## START TASK DATA

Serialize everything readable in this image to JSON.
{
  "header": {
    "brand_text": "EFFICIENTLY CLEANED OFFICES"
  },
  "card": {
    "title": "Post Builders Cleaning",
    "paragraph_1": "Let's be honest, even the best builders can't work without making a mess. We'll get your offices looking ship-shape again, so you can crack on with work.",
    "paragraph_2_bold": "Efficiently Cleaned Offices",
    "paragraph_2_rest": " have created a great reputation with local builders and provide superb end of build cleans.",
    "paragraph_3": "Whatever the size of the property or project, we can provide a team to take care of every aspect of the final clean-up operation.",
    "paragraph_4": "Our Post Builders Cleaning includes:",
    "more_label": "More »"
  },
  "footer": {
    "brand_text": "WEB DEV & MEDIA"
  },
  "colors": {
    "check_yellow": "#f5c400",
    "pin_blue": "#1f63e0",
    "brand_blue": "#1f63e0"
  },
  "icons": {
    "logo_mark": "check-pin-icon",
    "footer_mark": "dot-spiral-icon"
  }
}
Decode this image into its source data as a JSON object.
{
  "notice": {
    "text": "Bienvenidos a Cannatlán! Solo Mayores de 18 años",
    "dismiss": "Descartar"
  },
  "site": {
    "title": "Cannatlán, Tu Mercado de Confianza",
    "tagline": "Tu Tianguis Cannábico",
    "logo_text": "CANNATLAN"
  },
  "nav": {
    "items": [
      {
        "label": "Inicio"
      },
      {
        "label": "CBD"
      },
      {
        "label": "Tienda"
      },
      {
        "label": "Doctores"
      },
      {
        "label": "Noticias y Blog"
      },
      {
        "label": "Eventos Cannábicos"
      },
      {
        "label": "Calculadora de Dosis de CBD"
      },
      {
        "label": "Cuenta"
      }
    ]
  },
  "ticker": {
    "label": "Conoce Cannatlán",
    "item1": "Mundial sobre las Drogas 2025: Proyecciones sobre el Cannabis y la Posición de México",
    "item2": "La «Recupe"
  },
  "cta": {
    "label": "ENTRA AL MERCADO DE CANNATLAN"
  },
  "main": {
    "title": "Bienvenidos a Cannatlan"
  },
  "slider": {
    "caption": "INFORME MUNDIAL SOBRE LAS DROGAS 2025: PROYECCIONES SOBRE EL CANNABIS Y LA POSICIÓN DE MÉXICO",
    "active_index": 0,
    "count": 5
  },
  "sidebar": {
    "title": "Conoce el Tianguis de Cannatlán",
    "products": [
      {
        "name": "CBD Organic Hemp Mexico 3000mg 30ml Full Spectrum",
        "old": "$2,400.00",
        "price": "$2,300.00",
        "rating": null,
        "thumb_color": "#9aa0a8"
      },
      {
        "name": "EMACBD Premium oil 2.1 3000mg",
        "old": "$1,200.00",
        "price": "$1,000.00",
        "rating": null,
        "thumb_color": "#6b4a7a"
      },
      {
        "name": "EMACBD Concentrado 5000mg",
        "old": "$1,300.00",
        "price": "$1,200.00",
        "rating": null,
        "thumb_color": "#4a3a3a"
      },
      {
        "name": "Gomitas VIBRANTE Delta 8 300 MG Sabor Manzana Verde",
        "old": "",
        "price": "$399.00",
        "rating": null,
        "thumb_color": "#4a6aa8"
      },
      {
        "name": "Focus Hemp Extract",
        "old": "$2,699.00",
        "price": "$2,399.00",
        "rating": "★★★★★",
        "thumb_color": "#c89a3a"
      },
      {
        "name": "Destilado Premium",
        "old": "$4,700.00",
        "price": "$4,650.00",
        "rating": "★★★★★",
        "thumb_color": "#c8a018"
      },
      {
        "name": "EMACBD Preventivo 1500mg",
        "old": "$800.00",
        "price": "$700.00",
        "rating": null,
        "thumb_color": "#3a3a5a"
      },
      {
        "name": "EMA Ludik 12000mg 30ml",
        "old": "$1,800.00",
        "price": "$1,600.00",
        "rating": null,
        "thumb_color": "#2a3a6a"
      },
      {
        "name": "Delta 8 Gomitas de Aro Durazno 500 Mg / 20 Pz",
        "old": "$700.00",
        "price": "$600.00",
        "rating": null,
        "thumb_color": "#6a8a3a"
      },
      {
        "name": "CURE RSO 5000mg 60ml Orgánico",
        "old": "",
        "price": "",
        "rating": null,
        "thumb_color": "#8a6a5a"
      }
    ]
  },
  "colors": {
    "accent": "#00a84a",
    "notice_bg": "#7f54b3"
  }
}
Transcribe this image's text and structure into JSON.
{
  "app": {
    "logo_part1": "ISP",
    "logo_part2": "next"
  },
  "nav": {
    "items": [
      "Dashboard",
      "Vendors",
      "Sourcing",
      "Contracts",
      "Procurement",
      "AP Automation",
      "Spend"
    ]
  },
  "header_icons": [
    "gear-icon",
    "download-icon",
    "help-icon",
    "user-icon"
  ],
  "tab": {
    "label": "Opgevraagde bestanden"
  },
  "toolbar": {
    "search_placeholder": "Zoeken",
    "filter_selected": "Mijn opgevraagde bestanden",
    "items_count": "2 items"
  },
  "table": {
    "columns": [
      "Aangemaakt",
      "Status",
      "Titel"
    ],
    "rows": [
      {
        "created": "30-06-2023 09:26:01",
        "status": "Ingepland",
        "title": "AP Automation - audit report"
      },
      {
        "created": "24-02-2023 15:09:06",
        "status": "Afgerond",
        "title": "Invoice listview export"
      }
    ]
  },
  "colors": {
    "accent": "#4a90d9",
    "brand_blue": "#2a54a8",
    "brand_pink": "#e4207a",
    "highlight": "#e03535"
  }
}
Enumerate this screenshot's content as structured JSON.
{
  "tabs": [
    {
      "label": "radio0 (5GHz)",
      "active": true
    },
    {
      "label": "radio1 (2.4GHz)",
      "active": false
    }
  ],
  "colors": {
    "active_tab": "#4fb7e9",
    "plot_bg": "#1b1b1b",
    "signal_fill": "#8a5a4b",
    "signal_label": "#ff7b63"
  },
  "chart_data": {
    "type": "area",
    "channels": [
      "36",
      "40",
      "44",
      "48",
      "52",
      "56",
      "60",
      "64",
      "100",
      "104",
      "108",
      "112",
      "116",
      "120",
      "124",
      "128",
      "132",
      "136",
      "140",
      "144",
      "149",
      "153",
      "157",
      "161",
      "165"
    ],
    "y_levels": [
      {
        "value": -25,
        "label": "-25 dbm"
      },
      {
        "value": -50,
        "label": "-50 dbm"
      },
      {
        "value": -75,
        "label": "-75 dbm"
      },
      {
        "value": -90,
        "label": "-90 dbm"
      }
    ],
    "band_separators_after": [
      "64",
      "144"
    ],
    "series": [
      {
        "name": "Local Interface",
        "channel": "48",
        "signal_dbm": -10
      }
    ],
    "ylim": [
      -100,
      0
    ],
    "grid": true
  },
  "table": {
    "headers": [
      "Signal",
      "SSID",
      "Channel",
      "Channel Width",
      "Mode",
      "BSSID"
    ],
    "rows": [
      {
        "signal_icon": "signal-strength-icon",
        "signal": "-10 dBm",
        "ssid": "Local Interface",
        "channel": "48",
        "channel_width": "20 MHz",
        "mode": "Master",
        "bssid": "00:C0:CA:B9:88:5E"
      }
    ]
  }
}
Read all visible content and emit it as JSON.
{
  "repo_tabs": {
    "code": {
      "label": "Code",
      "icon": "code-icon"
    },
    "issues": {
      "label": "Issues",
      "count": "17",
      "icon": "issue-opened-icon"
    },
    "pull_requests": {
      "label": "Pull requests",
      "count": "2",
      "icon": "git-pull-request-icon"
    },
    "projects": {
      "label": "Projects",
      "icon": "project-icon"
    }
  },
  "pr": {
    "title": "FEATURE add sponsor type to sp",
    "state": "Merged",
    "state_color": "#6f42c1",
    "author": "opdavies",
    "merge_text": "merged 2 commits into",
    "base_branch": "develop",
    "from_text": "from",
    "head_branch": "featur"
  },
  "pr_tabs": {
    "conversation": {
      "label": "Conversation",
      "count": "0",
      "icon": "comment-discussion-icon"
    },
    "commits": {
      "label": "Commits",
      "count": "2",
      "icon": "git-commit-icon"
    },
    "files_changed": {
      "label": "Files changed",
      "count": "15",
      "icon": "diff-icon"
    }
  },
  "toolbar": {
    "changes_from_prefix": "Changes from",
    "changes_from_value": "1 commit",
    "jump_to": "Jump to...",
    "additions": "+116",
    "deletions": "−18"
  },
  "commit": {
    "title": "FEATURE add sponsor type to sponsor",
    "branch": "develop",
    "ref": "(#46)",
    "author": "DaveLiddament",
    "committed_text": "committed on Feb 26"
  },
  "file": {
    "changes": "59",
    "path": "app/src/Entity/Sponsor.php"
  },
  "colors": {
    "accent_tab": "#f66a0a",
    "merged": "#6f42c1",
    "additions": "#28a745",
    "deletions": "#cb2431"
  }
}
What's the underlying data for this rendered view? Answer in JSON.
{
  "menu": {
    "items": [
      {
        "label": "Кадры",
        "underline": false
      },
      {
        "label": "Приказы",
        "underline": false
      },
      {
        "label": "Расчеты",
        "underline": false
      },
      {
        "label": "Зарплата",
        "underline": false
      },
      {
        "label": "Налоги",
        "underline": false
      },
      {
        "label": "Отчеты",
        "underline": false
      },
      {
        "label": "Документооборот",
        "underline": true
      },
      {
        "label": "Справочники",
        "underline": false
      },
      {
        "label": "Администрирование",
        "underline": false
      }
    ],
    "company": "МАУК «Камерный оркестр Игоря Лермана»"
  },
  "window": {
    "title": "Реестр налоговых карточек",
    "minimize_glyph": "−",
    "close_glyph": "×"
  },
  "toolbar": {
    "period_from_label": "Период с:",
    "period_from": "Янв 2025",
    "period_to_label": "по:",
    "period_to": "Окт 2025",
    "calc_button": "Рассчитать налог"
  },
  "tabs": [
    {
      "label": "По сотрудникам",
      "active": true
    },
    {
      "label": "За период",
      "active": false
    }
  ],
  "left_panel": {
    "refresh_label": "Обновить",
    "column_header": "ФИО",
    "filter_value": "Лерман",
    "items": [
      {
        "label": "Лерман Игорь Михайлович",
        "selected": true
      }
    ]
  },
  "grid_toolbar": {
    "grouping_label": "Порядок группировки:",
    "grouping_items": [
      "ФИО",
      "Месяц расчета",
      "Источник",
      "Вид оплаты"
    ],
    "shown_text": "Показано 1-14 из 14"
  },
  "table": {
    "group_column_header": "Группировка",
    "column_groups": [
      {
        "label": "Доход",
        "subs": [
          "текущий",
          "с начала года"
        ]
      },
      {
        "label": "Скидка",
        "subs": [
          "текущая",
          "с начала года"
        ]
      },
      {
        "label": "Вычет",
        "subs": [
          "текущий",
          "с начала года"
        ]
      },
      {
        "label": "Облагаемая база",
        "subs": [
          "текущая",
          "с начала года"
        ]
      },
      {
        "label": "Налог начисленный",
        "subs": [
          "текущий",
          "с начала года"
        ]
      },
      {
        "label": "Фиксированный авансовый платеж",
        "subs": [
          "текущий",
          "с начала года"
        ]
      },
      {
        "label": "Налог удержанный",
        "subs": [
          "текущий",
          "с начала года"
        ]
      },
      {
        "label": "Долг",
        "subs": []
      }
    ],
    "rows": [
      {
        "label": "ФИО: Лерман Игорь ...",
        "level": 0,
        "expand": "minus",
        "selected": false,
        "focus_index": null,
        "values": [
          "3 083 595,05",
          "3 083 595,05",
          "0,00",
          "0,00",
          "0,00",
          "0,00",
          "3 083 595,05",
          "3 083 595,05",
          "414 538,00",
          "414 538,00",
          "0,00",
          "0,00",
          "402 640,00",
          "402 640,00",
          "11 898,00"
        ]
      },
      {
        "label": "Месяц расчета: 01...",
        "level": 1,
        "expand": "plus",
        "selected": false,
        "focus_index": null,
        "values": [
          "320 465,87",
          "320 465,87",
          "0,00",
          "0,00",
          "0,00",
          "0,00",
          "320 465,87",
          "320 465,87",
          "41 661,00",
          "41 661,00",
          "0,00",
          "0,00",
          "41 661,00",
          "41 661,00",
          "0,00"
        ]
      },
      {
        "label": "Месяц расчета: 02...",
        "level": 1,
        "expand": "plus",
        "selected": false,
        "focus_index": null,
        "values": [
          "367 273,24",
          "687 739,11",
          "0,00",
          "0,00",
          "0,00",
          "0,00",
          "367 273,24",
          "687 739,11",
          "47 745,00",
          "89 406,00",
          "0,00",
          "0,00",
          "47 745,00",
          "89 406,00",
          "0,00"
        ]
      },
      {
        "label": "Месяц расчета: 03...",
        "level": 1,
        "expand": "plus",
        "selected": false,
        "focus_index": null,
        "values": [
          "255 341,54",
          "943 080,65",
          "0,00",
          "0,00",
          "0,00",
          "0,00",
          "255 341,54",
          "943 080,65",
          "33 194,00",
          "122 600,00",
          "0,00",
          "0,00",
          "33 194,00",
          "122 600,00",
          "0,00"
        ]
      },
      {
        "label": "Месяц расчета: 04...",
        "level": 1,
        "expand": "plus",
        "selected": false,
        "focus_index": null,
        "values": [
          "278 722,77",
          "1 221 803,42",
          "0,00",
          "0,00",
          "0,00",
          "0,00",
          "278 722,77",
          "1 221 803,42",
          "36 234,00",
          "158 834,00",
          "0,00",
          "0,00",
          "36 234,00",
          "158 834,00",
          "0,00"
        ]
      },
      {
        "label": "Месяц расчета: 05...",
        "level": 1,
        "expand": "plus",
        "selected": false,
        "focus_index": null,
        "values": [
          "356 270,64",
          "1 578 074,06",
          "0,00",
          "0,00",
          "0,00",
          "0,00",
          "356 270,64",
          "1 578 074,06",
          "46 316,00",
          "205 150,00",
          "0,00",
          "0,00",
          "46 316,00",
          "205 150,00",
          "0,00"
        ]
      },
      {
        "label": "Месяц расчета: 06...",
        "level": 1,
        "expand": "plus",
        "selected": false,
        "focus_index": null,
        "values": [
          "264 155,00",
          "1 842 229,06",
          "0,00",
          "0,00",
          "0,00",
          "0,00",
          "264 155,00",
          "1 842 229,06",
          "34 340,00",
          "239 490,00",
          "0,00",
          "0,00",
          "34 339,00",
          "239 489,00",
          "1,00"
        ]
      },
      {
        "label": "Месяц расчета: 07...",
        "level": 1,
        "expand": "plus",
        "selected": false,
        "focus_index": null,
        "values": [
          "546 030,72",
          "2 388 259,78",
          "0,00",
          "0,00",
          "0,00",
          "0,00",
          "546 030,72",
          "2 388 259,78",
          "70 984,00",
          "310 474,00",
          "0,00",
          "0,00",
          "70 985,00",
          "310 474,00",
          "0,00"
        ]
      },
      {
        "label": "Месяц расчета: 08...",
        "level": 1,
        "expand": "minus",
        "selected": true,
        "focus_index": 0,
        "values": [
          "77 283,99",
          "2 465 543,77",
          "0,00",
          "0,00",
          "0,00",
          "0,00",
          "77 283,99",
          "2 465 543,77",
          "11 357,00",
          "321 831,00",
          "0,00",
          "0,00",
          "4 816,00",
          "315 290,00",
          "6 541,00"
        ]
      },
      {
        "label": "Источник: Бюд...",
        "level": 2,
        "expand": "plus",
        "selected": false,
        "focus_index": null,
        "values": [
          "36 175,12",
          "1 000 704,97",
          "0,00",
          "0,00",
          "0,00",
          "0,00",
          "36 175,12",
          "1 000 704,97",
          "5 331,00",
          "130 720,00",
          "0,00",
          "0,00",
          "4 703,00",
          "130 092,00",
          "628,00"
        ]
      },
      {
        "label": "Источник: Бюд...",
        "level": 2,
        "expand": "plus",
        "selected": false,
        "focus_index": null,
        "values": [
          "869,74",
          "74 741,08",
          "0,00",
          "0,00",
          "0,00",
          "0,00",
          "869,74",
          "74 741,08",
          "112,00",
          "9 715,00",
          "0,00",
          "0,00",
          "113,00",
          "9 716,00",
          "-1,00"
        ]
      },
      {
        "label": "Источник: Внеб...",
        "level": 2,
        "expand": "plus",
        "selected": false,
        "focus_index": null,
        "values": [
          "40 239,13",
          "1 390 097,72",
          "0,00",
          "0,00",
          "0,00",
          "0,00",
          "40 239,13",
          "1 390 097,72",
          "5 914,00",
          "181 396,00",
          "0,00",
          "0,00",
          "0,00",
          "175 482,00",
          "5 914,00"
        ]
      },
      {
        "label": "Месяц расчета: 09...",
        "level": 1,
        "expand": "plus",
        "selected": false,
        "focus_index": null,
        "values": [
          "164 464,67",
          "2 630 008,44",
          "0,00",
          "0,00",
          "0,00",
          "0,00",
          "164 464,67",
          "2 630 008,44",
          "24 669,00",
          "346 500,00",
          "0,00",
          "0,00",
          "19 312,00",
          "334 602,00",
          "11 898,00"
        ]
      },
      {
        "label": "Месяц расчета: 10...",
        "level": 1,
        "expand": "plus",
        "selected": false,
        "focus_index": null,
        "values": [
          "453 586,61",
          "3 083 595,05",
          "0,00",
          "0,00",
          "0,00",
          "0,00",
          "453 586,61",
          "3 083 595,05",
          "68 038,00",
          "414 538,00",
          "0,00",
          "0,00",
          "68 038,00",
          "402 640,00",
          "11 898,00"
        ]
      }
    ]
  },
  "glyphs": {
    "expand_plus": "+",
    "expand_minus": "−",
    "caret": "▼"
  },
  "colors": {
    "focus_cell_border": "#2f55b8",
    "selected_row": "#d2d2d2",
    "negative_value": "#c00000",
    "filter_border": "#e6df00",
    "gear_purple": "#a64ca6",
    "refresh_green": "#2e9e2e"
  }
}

## END TASK DATA

# TASK BRIEF:
Scan the material above. Extract every line in which the word "Conoce" occurs.

# RESPONSE BELOW:
    "label": "Conoce Cannatlán",
    "title": "Conoce el Tianguis de Cannatlán",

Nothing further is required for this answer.